%%

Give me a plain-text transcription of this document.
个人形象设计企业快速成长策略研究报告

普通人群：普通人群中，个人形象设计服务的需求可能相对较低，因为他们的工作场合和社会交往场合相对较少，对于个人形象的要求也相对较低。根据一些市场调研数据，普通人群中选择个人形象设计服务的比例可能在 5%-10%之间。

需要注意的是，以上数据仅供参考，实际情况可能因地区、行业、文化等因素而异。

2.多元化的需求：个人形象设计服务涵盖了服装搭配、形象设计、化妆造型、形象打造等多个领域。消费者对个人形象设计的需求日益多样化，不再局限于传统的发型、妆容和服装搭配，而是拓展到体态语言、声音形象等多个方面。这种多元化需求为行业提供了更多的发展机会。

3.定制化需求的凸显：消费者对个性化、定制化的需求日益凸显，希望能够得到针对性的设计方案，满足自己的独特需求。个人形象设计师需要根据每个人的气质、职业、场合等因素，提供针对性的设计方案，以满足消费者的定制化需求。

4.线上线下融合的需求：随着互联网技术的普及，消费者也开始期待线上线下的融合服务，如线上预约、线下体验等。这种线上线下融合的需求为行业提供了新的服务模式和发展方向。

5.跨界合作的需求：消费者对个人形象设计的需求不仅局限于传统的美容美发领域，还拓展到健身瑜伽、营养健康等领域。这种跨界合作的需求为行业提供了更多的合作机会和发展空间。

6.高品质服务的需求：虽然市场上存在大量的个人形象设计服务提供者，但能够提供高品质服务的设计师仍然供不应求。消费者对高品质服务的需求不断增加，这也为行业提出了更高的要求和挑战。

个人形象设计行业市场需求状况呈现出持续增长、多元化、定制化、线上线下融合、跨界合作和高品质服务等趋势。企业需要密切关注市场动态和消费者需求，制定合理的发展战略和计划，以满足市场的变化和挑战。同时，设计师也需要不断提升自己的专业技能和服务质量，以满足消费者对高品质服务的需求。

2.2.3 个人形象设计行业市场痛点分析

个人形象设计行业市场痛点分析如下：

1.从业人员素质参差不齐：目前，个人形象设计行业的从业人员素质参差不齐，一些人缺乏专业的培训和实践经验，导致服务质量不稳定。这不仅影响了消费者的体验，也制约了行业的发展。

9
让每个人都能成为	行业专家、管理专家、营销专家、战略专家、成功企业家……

%%

* _Written problem_
Hand back the material above in full, exactly as written.

* _The solution_
Give me a plain-text transcription of this document.
个人形象设计企业快速成长策略研究报告

普通人群：普通人群中，个人形象设计服务的需求可能相对较低，因为他们的工作场合和社会交往场合相对较少，对于个人形象的要求也相对较低。根据一些市场调研数据，普通人群中选择个人形象设计服务的比例可能在 5%-10%之间。

需要注意的是，以上数据仅供参考，实际情况可能因地区、行业、文化等因素而异。

2.多元化的需求：个人形象设计服务涵盖了服装搭配、形象设计、化妆造型、形象打造等多个领域。消费者对个人形象设计的需求日益多样化，不再局限于传统的发型、妆容和服装搭配，而是拓展到体态语言、声音形象等多个方面。这种多元化需求为行业提供了更多的发展机会。

3.定制化需求的凸显：消费者对个性化、定制化的需求日益凸显，希望能够得到针对性的设计方案，满足自己的独特需求。个人形象设计师需要根据每个人的气质、职业、场合等因素，提供针对性的设计方案，以满足消费者的定制化需求。

4.线上线下融合的需求：随着互联网技术的普及，消费者也开始期待线上线下的融合服务，如线上预约、线下体验等。这种线上线下融合的需求为行业提供了新的服务模式和发展方向。

5.跨界合作的需求：消费者对个人形象设计的需求不仅局限于传统的美容美发领域，还拓展到健身瑜伽、营养健康等领域。这种跨界合作的需求为行业提供了更多的合作机会和发展空间。

6.高品质服务的需求：虽然市场上存在大量的个人形象设计服务提供者，但能够提供高品质服务的设计师仍然供不应求。消费者对高品质服务的需求不断增加，这也为行业提出了更高的要求和挑战。

个人形象设计行业市场需求状况呈现出持续增长、多元化、定制化、线上线下融合、跨界合作和高品质服务等趋势。企业需要密切关注市场动态和消费者需求，制定合理的发展战略和计划，以满足市场的变化和挑战。同时，设计师也需要不断提升自己的专业技能和服务质量，以满足消费者对高品质服务的需求。

2.2.3 个人形象设计行业市场痛点分析

个人形象设计行业市场痛点分析如下：

1.从业人员素质参差不齐：目前，个人形象设计行业的从业人员素质参差不齐，一些人缺乏专业的培训和实践经验，导致服务质量不稳定。这不仅影响了消费者的体验，也制约了行业的发展。

9
让每个人都能成为	行业专家、管理专家、营销专家、战略专家、成功企业家……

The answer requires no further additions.